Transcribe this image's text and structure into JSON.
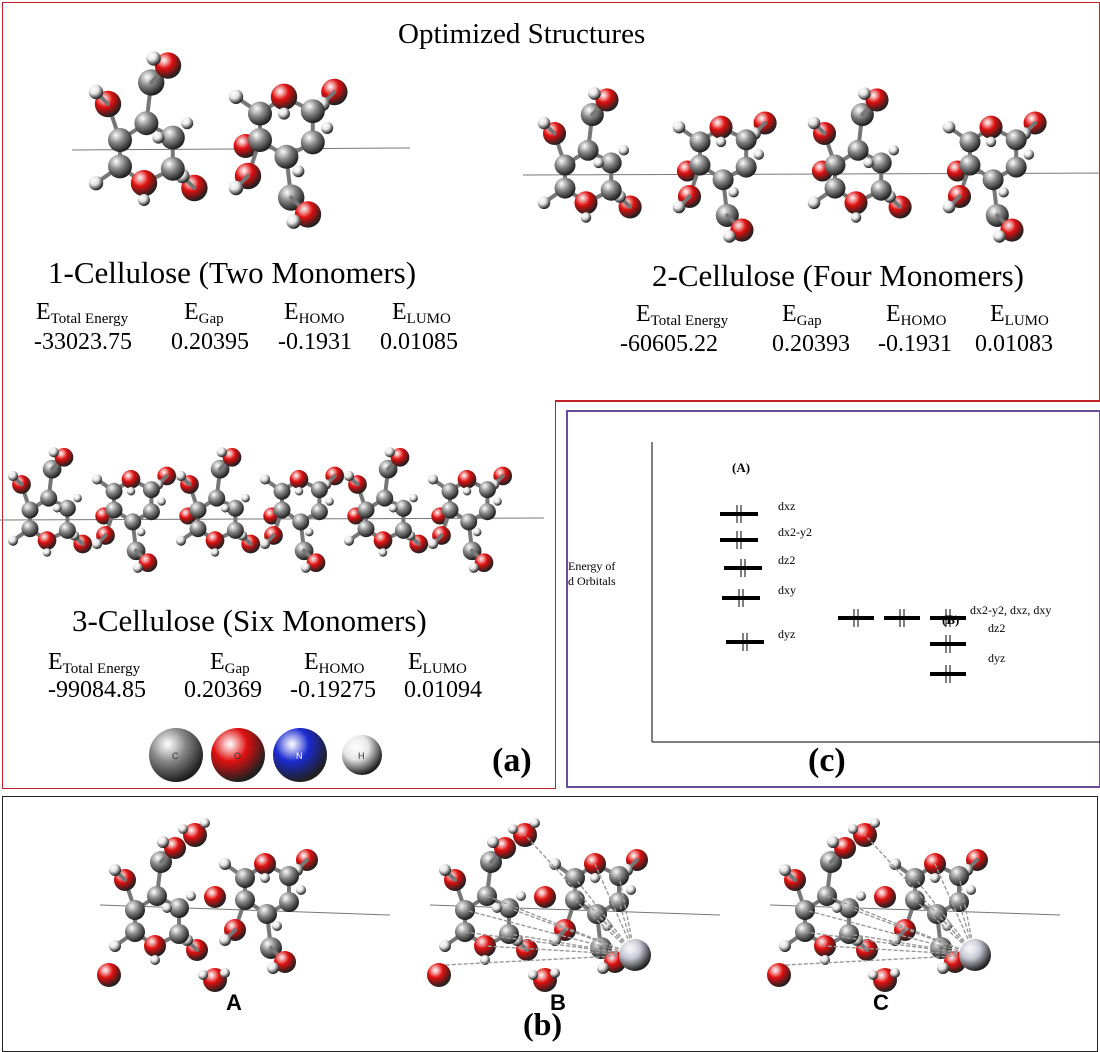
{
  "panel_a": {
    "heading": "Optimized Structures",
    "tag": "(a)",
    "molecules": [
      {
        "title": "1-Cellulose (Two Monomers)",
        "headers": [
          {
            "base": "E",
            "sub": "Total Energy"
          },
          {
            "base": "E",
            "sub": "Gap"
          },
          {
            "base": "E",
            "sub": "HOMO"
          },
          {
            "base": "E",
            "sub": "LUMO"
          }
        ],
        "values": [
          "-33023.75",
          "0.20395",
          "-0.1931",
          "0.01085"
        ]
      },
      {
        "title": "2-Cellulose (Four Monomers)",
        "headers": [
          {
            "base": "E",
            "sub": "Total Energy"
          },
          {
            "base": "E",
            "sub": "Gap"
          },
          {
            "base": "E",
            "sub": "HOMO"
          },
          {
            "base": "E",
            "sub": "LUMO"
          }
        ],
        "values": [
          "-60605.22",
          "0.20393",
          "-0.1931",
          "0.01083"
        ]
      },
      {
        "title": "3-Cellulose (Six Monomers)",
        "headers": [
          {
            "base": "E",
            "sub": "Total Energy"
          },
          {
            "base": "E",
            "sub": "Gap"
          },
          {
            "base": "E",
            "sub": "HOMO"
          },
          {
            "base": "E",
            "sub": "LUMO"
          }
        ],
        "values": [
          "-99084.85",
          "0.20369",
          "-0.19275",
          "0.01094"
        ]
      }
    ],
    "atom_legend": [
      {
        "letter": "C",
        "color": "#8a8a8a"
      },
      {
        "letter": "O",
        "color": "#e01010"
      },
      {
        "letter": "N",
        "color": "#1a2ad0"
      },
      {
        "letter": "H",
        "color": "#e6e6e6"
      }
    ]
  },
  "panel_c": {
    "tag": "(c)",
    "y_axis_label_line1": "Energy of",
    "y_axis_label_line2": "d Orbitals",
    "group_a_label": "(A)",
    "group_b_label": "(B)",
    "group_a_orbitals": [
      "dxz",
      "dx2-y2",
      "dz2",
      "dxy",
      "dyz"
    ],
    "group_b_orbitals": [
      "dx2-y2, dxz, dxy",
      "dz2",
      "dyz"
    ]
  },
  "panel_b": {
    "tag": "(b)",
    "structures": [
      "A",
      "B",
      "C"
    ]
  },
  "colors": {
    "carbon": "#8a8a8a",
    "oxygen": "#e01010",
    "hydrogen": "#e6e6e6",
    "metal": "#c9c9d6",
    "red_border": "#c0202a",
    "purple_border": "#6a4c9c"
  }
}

* * *

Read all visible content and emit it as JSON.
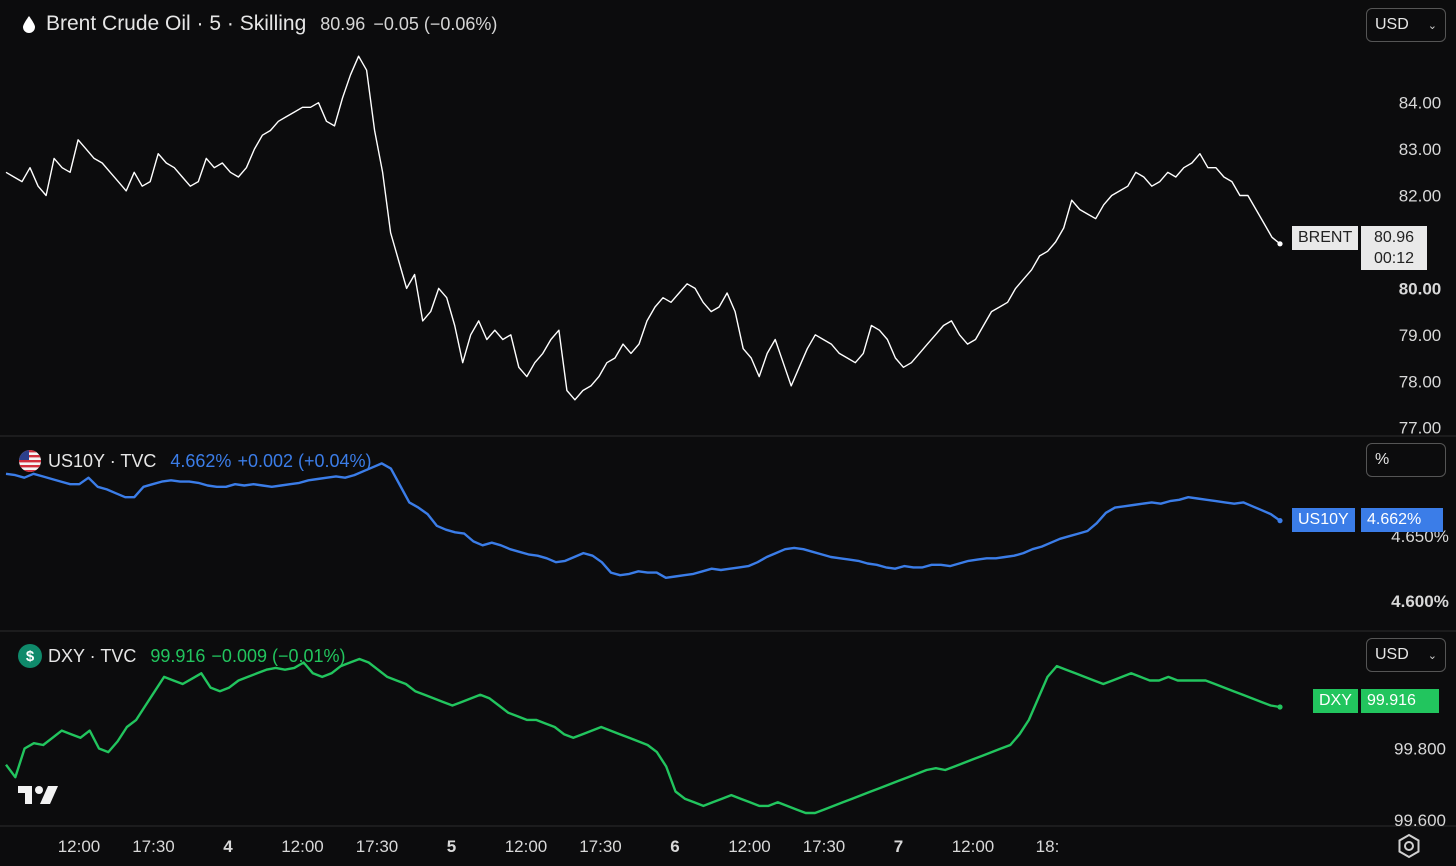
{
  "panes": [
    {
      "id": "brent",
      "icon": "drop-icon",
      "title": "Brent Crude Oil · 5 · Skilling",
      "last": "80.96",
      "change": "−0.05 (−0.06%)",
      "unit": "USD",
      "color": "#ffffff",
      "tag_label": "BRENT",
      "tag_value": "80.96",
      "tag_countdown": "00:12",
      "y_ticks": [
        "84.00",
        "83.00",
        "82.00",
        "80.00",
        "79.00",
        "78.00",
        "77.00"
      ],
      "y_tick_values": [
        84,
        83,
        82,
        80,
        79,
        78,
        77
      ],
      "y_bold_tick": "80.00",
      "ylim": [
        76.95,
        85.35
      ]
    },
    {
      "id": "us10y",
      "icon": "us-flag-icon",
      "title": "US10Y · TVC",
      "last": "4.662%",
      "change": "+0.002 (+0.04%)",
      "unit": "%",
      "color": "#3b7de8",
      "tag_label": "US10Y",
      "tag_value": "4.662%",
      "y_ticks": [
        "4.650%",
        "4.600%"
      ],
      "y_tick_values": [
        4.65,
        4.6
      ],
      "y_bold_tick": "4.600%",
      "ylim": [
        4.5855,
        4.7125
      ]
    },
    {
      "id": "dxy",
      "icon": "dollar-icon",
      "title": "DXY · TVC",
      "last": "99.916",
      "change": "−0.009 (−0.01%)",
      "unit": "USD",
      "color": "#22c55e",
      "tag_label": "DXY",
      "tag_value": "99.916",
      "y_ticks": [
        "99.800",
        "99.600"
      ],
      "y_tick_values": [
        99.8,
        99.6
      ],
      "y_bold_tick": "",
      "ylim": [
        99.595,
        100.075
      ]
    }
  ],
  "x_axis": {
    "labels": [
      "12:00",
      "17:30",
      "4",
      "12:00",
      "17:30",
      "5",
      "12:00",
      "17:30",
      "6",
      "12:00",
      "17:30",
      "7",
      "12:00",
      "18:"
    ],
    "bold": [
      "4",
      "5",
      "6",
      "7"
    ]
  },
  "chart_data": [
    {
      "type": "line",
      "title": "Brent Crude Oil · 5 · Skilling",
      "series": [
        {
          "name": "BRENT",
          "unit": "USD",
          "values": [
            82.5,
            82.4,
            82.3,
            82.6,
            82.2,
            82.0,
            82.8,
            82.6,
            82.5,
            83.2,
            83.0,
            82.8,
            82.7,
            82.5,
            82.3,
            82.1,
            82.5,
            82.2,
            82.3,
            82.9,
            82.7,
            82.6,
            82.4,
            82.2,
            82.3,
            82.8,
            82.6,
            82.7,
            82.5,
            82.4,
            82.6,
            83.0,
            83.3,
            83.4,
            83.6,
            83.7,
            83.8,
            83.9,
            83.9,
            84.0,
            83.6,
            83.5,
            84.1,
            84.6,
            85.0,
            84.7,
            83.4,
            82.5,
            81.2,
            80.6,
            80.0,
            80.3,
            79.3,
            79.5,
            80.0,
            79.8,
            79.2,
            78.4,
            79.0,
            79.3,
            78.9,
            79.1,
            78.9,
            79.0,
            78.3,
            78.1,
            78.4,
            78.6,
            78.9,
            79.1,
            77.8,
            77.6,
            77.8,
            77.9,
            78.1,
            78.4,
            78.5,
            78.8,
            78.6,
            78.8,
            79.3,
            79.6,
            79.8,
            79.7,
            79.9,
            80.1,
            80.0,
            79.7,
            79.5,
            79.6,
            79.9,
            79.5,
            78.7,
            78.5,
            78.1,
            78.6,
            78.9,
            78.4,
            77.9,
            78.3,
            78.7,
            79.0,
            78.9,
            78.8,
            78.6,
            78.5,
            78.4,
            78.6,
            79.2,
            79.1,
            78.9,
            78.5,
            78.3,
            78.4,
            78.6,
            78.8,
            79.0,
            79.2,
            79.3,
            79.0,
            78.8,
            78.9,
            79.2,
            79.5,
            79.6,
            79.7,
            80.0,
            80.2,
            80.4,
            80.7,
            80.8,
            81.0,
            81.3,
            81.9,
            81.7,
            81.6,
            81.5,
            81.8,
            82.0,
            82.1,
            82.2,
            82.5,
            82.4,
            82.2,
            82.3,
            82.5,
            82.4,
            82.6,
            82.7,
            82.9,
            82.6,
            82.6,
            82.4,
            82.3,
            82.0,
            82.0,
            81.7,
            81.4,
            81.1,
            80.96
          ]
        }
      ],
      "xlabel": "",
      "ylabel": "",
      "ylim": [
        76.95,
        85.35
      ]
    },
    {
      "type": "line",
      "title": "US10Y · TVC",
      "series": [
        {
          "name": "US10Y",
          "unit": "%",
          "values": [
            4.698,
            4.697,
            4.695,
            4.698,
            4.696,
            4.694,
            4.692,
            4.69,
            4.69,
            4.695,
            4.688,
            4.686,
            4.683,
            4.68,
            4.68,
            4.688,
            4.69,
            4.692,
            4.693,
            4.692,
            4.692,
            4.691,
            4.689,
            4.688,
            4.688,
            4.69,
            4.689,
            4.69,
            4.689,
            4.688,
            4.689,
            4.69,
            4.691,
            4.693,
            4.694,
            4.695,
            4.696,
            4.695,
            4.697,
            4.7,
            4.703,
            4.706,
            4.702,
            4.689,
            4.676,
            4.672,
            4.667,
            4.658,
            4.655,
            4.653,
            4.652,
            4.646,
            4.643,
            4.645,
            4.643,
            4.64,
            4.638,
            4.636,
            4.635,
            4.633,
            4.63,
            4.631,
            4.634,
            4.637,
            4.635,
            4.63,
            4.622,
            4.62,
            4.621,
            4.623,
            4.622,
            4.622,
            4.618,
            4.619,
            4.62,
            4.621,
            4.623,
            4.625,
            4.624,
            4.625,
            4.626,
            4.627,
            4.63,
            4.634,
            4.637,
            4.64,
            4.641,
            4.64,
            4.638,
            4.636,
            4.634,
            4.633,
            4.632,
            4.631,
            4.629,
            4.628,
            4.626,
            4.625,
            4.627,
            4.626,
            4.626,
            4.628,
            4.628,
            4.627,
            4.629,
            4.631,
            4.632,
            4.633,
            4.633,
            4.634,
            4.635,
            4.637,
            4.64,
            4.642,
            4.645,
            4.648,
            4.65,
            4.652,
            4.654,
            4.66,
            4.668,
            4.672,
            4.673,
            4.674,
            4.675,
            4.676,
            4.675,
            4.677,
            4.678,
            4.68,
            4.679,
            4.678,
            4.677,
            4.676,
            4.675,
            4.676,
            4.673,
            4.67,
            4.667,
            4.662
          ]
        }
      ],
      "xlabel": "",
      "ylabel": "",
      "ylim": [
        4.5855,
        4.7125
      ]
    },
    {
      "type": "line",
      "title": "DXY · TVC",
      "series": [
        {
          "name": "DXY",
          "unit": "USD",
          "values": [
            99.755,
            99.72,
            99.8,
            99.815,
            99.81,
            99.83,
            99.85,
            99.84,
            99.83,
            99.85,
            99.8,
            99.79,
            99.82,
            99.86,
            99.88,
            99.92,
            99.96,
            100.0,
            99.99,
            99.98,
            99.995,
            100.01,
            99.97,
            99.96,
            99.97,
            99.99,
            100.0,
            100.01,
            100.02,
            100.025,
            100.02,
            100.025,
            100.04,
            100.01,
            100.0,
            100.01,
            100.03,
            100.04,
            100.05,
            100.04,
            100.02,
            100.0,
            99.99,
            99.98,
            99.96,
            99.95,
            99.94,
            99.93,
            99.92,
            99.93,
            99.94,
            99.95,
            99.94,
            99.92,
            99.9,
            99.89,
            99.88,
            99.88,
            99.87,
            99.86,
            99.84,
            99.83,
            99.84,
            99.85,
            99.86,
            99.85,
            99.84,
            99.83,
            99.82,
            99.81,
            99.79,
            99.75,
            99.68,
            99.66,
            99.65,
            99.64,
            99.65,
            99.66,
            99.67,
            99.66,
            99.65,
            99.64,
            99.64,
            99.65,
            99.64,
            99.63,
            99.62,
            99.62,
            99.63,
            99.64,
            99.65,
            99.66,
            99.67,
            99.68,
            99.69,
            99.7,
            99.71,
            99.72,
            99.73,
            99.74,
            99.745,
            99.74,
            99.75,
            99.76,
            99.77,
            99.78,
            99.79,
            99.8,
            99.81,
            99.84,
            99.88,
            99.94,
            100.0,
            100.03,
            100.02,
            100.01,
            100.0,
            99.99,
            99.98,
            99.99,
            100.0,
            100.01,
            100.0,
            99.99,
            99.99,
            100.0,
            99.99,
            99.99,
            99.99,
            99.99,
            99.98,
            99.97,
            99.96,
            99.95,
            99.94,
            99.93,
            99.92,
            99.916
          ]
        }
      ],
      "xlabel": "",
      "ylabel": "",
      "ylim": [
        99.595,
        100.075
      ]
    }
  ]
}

==

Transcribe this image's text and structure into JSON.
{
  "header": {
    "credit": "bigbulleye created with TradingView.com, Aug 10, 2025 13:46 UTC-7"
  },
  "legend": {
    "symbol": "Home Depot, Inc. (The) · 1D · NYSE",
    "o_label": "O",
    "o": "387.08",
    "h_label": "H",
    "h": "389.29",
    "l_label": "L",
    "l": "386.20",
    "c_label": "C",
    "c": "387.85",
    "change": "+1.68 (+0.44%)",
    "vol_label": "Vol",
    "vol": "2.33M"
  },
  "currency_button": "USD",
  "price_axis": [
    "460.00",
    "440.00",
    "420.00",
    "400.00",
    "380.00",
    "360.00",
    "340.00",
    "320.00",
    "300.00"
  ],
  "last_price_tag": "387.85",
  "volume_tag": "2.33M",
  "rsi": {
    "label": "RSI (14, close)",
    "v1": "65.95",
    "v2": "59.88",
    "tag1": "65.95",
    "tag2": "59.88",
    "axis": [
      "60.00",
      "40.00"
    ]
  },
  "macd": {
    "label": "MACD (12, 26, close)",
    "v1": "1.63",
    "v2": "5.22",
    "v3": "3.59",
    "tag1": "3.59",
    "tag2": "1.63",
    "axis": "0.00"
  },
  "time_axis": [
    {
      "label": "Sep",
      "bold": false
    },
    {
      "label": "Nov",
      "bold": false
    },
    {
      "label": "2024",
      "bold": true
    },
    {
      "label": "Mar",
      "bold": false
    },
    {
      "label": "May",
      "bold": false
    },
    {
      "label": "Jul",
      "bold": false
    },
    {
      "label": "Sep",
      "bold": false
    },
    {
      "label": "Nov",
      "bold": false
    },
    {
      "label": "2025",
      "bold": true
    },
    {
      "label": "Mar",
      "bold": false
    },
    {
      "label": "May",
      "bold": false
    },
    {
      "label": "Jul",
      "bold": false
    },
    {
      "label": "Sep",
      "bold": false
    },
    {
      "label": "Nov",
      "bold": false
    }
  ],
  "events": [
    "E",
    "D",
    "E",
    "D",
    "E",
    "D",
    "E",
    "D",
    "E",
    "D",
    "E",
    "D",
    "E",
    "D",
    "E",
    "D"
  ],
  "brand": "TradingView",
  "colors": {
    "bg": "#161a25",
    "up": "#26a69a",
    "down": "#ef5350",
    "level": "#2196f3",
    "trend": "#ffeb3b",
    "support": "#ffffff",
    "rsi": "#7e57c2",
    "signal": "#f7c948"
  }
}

- [Exercise instructions] Work out how many lines in the records above contain the word "Monomers", and give only that number.

- [Result] 3